→ **Requisitos do exercício**
**A.** Extraia do texto do exercício o trecho entre "A psicologia, ao" e "sexualidade do sujeito.", inclusive.
**B.** Segundo o texto do exercício, que tipos de fatores formam o somatório que interfere diretamente na formação sexual do sujeito? Liste todos.

→ **Texto do exercício**

3.1.2.2 A homossexualidade sob a ótica da psicologia freudiana

A psicologia, ao contrário das ciências médicas, tem uma visão mais ampla sobre os fatores que deflagram o comportamento homossexual do ser humano. Não se considera um fator isolado, mas sim, uma série de variantes que se encadeiam entre si para determinar a sexualidade do sujeito.

O neurologista e psicanalista Sigmund Freud, considerado o pai da psicanálise, consolidou as bases nas quais a homossexualidade deixaria de ser tratada como doença, conceito enraizado na teoria médica até o início do séc. XX.

A preocupação de Freud não era direcionada à cura da homossexualidade. Mas sim, na importância desta questão no processo analítico. Diversos pacientes passaram por seu consultório e foi possível construir a percepção de como os laços familiares da infância são capazes de influenciar a vida sexual adulta. Em se tratando da homossexualidade propriamente dita, a grande ligação com a figura materna e a autoridade rígida da paterna são essenciais para que ela ocorra, onde o homossexual reprime seu amor pela mãe e acaba produzindo uma espécie de autoerotismo diversificado. (PEDRINI; CORREIA, 2012).

Como já dito, não há como estabelecer uma direção una sobre a causa da homossexualidade. O que existe é um somatório de fatores biológicos, psíquicos e sociais que interferem diretamente na formação sexual do sujeito. Hélio José Guilhardi (2007, p. 1), mestre em Psicologia Experimental da USP, nos esclarece com precisão a respeito:

Os comportamentos e sentimentos homossexuais são instalados e mantidos como qualquer outro comportamento. São regidos, em suma, pelas mesmas leis e pelos mesmos princípios fundamentais que explicam as ações humanas. Nada os torna peculiares, nem idiossincráticos. Uma questão (não respondida de maneira convincente pela Ciência, até o momento) que se pode propor é se a suscetibilidade aos reforços sexuais é determinada pela constituição genética da pessoa ou é adquirida durante o processo de desenvolvimento comportamental, cognitivo e afetivo da pessoa, através de práticas sociais, culturais e familiares. Mas, sugerir tal dicotomia ("nature" ou "nurture"), não parece um caminho promissor. É mais compatível com o que se conhece sobre os determinantes dos comportamentos e sentimentos humanos enfatizar a influência recíproca, a interação entre os eventos biofisiológicos e ambientais. Como tal, não existe uma única causa ou determinante para os comportamentos homossexuais. São comportamentos multideterminados por complexa teia de contingências de reforçamento, que se influenciam através do desenvolvimento de cada ser humano e que vão formando pessoas em contínuo processo de transformação, e não homossexuais, como uma entidade substantiva que existe à parte dos outros seres humanos.

Como se vê, não há como estabelecer uma causa específica para a homossexualidade. Os esforços, tanto na área médica quanto psíquica, nos servem para apreciar o tema sobre um viés científico. Porém, o importante é frisar que a homossexualidade não pode ser encarada como uma doença, mas sim, como uma mera variante do comportamento sexual humano.

→ **Entradas do conjunto**
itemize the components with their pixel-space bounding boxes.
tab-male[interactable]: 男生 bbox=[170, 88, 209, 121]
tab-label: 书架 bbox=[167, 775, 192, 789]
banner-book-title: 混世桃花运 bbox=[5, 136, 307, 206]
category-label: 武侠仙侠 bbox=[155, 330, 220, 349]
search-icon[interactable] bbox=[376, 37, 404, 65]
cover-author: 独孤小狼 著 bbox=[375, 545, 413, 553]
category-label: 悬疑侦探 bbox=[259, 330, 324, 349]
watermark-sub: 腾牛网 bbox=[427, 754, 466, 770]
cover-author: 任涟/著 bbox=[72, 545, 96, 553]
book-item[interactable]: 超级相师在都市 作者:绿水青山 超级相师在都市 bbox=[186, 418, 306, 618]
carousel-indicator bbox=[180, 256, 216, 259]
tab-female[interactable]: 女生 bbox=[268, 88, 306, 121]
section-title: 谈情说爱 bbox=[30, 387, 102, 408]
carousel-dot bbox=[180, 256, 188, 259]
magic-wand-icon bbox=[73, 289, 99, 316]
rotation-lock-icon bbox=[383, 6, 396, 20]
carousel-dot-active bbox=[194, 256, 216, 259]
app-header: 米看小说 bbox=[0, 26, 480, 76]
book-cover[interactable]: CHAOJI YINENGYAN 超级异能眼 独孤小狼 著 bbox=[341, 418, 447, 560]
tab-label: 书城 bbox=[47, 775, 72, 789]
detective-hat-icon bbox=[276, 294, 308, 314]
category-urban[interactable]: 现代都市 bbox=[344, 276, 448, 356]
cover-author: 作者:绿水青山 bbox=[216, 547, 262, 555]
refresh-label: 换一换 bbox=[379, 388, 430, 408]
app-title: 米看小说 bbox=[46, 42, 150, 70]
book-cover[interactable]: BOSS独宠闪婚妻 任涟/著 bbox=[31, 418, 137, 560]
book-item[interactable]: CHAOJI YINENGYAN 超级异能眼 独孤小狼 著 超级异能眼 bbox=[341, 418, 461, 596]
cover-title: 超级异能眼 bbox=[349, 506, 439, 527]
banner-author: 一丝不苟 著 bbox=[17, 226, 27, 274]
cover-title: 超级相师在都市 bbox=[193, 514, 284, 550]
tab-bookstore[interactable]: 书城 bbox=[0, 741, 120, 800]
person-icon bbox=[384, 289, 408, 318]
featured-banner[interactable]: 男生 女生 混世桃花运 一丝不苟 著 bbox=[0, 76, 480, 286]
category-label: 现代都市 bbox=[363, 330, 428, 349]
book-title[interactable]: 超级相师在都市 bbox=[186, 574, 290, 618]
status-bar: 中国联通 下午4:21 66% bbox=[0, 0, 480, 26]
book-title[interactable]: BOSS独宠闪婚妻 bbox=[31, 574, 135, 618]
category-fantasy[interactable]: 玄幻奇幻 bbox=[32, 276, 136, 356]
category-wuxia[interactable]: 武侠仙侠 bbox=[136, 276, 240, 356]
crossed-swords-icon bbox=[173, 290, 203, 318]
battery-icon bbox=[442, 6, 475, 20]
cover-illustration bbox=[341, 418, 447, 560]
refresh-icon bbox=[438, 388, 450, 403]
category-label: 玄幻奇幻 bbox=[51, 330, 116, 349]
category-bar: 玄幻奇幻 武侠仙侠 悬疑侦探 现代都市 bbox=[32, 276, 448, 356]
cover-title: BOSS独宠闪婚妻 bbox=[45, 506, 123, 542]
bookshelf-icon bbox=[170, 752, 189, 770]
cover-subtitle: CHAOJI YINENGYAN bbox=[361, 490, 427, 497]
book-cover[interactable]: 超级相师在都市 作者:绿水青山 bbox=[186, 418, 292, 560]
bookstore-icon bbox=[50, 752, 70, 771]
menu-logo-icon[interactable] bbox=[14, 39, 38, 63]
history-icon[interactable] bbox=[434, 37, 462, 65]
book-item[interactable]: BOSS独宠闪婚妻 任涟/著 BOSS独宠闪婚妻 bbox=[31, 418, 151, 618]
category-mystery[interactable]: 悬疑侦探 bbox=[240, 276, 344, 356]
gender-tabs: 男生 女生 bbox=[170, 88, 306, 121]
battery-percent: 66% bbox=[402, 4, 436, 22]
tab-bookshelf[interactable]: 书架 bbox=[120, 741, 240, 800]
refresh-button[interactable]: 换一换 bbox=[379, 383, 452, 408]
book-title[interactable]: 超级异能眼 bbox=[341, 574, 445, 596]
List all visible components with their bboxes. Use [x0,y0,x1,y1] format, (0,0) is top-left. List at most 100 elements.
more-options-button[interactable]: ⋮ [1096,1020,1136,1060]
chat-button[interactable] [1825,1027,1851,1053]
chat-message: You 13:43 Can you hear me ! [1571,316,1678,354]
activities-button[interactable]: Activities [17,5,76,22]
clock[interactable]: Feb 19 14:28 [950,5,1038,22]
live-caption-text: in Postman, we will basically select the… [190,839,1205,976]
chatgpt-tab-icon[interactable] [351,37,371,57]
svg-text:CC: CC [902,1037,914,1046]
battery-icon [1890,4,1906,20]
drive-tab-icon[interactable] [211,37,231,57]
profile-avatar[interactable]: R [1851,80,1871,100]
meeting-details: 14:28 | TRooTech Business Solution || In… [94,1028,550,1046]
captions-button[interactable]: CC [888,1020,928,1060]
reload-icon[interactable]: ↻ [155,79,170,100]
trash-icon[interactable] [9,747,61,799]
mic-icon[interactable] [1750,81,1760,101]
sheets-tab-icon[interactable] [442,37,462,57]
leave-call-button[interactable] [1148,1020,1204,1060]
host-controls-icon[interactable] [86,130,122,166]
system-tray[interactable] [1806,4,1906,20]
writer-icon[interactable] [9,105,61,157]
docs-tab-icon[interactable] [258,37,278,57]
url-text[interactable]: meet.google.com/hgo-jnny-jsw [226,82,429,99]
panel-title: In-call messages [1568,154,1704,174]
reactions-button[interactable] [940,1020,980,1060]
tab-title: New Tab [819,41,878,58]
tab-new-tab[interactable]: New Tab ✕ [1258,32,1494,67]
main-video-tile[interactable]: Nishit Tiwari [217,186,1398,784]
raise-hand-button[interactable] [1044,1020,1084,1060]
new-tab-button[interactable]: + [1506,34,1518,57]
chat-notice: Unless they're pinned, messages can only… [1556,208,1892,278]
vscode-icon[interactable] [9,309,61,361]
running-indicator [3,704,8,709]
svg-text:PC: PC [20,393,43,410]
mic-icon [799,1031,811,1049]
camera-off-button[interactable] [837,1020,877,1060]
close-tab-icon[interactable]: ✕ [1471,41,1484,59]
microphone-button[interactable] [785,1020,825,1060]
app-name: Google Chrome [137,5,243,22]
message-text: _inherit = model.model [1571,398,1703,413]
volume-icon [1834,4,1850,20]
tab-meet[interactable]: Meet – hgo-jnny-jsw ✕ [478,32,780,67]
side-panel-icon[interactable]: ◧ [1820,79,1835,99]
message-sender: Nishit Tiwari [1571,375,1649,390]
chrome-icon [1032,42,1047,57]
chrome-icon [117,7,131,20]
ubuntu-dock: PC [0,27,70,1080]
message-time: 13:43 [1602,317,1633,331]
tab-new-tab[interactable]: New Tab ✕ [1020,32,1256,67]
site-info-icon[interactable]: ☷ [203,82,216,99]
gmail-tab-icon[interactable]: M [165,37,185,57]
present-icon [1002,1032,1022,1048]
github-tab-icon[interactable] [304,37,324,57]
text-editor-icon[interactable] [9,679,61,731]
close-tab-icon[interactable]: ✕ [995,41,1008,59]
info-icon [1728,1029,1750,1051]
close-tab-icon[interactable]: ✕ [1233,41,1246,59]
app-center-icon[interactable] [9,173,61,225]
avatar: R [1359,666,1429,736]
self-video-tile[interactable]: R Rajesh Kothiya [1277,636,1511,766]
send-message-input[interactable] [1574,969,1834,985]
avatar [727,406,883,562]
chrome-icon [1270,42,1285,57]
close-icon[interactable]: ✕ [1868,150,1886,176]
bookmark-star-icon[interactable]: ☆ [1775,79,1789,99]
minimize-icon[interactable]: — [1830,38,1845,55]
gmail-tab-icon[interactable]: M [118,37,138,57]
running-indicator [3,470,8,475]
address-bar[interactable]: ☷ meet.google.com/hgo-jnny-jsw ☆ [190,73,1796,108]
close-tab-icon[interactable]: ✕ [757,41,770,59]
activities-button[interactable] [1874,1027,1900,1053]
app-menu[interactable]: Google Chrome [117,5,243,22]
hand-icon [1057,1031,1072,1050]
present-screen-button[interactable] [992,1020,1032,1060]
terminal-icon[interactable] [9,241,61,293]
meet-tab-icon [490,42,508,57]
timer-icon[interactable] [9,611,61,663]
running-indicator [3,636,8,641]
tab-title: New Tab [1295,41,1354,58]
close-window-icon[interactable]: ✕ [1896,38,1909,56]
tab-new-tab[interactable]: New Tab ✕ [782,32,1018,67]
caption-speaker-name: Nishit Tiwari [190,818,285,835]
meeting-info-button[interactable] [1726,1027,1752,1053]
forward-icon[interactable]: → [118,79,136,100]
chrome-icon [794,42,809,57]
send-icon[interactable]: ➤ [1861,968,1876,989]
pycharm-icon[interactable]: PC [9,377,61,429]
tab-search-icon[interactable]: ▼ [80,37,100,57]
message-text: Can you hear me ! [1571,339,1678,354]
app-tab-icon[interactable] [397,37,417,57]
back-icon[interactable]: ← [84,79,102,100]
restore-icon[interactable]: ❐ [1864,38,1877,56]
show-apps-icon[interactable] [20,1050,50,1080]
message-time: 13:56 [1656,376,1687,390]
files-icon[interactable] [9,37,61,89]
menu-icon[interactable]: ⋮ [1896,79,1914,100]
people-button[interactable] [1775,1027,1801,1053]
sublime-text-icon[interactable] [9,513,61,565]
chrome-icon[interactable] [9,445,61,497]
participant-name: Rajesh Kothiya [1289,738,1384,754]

→ **Respostas do exercício**
**A.**
A psicologia, ao contrário das ciências médicas, tem uma visão mais ampla sobre os fatores que deflagram o comportamento homossexual do ser humano. Não se considera um fator isolado, mas sim, uma série de variantes que se encadeiam entre si para determinar a sexualidade do sujeito.

**B.**
- biológicos
- psíquicos
- sociais